TASK DIRECTIONS: Please copy all the lines that follow, word for word.

*** MATERIAL PROVIDED

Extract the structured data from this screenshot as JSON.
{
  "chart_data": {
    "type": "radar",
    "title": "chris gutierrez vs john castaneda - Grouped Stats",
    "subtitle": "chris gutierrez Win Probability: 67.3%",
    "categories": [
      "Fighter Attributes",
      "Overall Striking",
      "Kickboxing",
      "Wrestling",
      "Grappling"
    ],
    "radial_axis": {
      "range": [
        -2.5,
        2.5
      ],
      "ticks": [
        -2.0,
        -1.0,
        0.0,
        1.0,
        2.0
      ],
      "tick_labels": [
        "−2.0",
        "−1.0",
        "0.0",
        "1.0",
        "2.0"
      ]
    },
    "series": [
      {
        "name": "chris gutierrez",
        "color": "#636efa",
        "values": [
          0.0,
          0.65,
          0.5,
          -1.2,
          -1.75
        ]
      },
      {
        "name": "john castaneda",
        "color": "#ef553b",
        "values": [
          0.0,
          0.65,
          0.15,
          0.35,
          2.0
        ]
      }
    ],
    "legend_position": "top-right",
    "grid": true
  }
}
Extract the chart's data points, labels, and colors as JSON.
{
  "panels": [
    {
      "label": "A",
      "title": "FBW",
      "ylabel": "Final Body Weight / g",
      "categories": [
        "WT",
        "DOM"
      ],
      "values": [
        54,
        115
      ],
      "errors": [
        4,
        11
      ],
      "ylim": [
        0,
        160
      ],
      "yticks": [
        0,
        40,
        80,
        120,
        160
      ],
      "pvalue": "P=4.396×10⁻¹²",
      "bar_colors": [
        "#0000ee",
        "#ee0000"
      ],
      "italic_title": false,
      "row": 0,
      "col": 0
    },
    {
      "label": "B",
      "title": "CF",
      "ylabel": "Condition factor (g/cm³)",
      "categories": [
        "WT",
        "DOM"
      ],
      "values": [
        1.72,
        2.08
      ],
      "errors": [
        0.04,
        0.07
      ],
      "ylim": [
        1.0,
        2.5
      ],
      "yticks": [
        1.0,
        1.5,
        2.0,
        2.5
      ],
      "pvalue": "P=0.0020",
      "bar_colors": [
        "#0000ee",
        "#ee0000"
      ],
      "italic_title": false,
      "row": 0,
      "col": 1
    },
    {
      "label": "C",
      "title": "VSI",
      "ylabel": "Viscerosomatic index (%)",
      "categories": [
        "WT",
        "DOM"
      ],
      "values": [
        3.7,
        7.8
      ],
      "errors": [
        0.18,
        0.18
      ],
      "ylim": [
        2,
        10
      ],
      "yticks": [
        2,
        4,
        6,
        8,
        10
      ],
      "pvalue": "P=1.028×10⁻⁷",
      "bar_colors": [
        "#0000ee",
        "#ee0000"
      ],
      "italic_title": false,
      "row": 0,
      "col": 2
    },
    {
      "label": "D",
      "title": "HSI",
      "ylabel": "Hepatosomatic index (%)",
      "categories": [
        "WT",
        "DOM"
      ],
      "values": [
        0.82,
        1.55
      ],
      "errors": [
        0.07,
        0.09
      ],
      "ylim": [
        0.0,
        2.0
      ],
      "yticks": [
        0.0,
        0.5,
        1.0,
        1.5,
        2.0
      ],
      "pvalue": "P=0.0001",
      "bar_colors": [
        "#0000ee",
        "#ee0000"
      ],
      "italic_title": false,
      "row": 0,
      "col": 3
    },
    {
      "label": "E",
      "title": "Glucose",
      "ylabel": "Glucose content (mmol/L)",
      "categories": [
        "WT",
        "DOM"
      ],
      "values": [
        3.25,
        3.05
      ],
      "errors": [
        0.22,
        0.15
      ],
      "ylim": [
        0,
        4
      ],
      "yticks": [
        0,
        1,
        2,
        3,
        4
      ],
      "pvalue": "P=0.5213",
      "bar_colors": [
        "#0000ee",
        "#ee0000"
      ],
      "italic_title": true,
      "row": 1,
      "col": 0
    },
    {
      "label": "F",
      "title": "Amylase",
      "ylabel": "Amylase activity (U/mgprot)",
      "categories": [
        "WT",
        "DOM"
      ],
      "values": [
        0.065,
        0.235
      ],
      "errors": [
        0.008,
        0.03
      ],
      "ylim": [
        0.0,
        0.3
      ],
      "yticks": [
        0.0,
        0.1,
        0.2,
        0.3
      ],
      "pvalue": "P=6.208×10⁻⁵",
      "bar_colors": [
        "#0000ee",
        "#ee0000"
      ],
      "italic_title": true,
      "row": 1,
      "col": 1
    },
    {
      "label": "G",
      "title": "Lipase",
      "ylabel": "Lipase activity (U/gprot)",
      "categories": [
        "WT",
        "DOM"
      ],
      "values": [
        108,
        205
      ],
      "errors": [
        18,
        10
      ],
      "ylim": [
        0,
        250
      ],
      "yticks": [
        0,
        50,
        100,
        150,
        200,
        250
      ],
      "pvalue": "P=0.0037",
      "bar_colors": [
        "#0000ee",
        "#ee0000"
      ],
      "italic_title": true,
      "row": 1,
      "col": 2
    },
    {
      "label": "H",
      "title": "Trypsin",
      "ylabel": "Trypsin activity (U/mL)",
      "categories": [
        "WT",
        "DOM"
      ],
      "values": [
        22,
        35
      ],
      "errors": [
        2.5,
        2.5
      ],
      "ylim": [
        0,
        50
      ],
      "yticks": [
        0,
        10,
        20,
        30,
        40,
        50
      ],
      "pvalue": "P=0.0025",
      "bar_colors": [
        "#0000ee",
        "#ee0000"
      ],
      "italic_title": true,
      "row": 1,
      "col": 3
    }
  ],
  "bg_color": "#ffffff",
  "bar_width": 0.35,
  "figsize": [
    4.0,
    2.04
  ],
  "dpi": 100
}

******

REPLY:
Extract the structured data from this screenshot as JSON.
{
  "chart_data": {
    "type": "radar",
    "title": "chris gutierrez vs john castaneda - Grouped Stats",
    "subtitle": "chris gutierrez Win Probability: 67.3%",
    "categories": [
      "Fighter Attributes",
      "Overall Striking",
      "Kickboxing",
      "Wrestling",
      "Grappling"
    ],
    "radial_axis": {
      "range": [
        -2.5,
        2.5
      ],
      "ticks": [
        -2.0,
        -1.0,
        0.0,
        1.0,
        2.0
      ],
      "tick_labels": [
        "−2.0",
        "−1.0",
        "0.0",
        "1.0",
        "2.0"
      ]
    },
    "series": [
      {
        "name": "chris gutierrez",
        "color": "#636efa",
        "values": [
          0.0,
          0.65,
          0.5,
          -1.2,
          -1.75
        ]
      },
      {
        "name": "john castaneda",
        "color": "#ef553b",
        "values": [
          0.0,
          0.65,
          0.15,
          0.35,
          2.0
        ]
      }
    ],
    "legend_position": "top-right",
    "grid": true
  }
}
Extract the chart's data points, labels, and colors as JSON.
{
  "panels": [
    {
      "label": "A",
      "title": "FBW",
      "ylabel": "Final Body Weight / g",
      "categories": [
        "WT",
        "DOM"
      ],
      "values": [
        54,
        115
      ],
      "errors": [
        4,
        11
      ],
      "ylim": [
        0,
        160
      ],
      "yticks": [
        0,
        40,
        80,
        120,
        160
      ],
      "pvalue": "P=4.396×10⁻¹²",
      "bar_colors": [
        "#0000ee",
        "#ee0000"
      ],
      "italic_title": false,
      "row": 0,
      "col": 0
    },
    {
      "label": "B",
      "title": "CF",
      "ylabel": "Condition factor (g/cm³)",
      "categories": [
        "WT",
        "DOM"
      ],
      "values": [
        1.72,
        2.08
      ],
      "errors": [
        0.04,
        0.07
      ],
      "ylim": [
        1.0,
        2.5
      ],
      "yticks": [
        1.0,
        1.5,
        2.0,
        2.5
      ],
      "pvalue": "P=0.0020",
      "bar_colors": [
        "#0000ee",
        "#ee0000"
      ],
      "italic_title": false,
      "row": 0,
      "col": 1
    },
    {
      "label": "C",
      "title": "VSI",
      "ylabel": "Viscerosomatic index (%)",
      "categories": [
        "WT",
        "DOM"
      ],
      "values": [
        3.7,
        7.8
      ],
      "errors": [
        0.18,
        0.18
      ],
      "ylim": [
        2,
        10
      ],
      "yticks": [
        2,
        4,
        6,
        8,
        10
      ],
      "pvalue": "P=1.028×10⁻⁷",
      "bar_colors": [
        "#0000ee",
        "#ee0000"
      ],
      "italic_title": false,
      "row": 0,
      "col": 2
    },
    {
      "label": "D",
      "title": "HSI",
      "ylabel": "Hepatosomatic index (%)",
      "categories": [
        "WT",
        "DOM"
      ],
      "values": [
        0.82,
        1.55
      ],
      "errors": [
        0.07,
        0.09
      ],
      "ylim": [
        0.0,
        2.0
      ],
      "yticks": [
        0.0,
        0.5,
        1.0,
        1.5,
        2.0
      ],
      "pvalue": "P=0.0001",
      "bar_colors": [
        "#0000ee",
        "#ee0000"
      ],
      "italic_title": false,
      "row": 0,
      "col": 3
    },
    {
      "label": "E",
      "title": "Glucose",
      "ylabel": "Glucose content (mmol/L)",
      "categories": [
        "WT",
        "DOM"
      ],
      "values": [
        3.25,
        3.05
      ],
      "errors": [
        0.22,
        0.15
      ],
      "ylim": [
        0,
        4
      ],
      "yticks": [
        0,
        1,
        2,
        3,
        4
      ],
      "pvalue": "P=0.5213",
      "bar_colors": [
        "#0000ee",
        "#ee0000"
      ],
      "italic_title": true,
      "row": 1,
      "col": 0
    },
    {
      "label": "F",
      "title": "Amylase",
      "ylabel": "Amylase activity (U/mgprot)",
      "categories": [
        "WT",
        "DOM"
      ],
      "values": [
        0.065,
        0.235
      ],
      "errors": [
        0.008,
        0.03
      ],
      "ylim": [
        0.0,
        0.3
      ],
      "yticks": [
        0.0,
        0.1,
        0.2,
        0.3
      ],
      "pvalue": "P=6.208×10⁻⁵",
      "bar_colors": [
        "#0000ee",
        "#ee0000"
      ],
      "italic_title": true,
      "row": 1,
      "col": 1
    },
    {
      "label": "G",
      "title": "Lipase",
      "ylabel": "Lipase activity (U/gprot)",
      "categories": [
        "WT",
        "DOM"
      ],
      "values": [
        108,
        205
      ],
      "errors": [
        18,
        10
      ],
      "ylim": [
        0,
        250
      ],
      "yticks": [
        0,
        50,
        100,
        150,
        200,
        250
      ],
      "pvalue": "P=0.0037",
      "bar_colors": [
        "#0000ee",
        "#ee0000"
      ],
      "italic_title": true,
      "row": 1,
      "col": 2
    },
    {
      "label": "H",
      "title": "Trypsin",
      "ylabel": "Trypsin activity (U/mL)",
      "categories": [
        "WT",
        "DOM"
      ],
      "values": [
        22,
        35
      ],
      "errors": [
        2.5,
        2.5
      ],
      "ylim": [
        0,
        50
      ],
      "yticks": [
        0,
        10,
        20,
        30,
        40,
        50
      ],
      "pvalue": "P=0.0025",
      "bar_colors": [
        "#0000ee",
        "#ee0000"
      ],
      "italic_title": true,
      "row": 1,
      "col": 3
    }
  ],
  "bg_color": "#ffffff",
  "bar_width": 0.35,
  "figsize": [
    4.0,
    2.04
  ],
  "dpi": 100
}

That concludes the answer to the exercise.